Source data:
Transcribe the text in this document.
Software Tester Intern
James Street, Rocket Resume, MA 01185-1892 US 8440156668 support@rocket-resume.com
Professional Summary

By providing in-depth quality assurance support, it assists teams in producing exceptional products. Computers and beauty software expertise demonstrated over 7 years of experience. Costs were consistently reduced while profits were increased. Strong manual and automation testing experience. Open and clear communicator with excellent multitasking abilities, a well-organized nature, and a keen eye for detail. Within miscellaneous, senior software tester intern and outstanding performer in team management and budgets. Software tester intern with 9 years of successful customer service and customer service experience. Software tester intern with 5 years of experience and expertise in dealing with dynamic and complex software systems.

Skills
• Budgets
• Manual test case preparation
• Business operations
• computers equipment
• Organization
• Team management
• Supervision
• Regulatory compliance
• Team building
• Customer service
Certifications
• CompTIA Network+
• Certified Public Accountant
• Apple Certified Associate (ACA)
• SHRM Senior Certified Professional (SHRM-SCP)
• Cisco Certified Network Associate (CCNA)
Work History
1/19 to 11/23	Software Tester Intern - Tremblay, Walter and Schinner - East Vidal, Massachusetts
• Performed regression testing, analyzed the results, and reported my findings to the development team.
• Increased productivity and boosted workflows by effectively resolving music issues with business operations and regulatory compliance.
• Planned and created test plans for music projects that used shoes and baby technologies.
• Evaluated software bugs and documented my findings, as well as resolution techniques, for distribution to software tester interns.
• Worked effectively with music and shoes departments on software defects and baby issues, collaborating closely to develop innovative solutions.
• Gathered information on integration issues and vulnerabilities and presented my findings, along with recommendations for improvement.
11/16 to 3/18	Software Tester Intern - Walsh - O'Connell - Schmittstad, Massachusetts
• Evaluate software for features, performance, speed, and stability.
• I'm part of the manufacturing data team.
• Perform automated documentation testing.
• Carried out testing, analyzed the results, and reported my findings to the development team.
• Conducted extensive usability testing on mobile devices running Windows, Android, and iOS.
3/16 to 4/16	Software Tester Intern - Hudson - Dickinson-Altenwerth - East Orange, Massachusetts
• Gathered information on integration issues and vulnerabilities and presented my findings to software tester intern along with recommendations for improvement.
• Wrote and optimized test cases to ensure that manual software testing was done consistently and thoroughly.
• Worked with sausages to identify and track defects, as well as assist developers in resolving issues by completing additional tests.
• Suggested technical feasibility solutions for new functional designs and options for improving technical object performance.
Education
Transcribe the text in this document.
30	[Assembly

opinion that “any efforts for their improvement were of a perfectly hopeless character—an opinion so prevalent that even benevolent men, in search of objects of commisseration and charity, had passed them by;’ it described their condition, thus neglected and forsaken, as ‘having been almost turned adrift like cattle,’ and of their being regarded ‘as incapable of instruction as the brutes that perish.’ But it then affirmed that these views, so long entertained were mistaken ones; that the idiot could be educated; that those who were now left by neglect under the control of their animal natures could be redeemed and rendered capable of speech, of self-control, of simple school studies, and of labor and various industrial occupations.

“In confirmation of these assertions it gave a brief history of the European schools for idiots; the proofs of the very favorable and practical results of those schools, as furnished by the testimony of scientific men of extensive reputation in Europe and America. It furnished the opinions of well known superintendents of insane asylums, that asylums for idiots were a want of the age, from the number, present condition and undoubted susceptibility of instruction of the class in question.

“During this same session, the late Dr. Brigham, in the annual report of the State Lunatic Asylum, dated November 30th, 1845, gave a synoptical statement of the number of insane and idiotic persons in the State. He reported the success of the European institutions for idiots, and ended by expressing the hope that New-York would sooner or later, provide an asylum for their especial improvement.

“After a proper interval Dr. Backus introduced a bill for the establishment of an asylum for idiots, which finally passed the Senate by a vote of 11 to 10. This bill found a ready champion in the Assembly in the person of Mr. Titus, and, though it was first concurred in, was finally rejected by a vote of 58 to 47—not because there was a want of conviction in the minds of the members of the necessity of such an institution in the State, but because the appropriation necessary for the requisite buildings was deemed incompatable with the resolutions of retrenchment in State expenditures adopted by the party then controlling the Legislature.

- [The exercise] Identify the lines that hold the word "testing". Copy every one of them.

- [Task solution]
By providing in-depth quality assurance support, it assists teams in producing exceptional products. Computers and beauty software expertise demonstrated over 7 years of experience. Costs were consistently reduced while profits were increased. Strong manual and automation testing experience. Open and clear communicator with excellent multitasking abilities, a well-organized nature, and a keen eye for detail. Within miscellaneous, senior software tester intern and outstanding performer in team management and budgets. Software tester intern with 9 years of successful customer service and customer service experience. Software tester intern with 5 years of experience and expertise in dealing with dynamic and complex software systems.
• Performed regression testing, analyzed the results, and reported my findings to the development team.
• Perform automated documentation testing.
• Carried out testing, analyzed the results, and reported my findings to the development team.
• Conducted extensive usability testing on mobile devices running Windows, Android, and iOS.
• Wrote and optimized test cases to ensure that manual software testing was done consistently and thoroughly.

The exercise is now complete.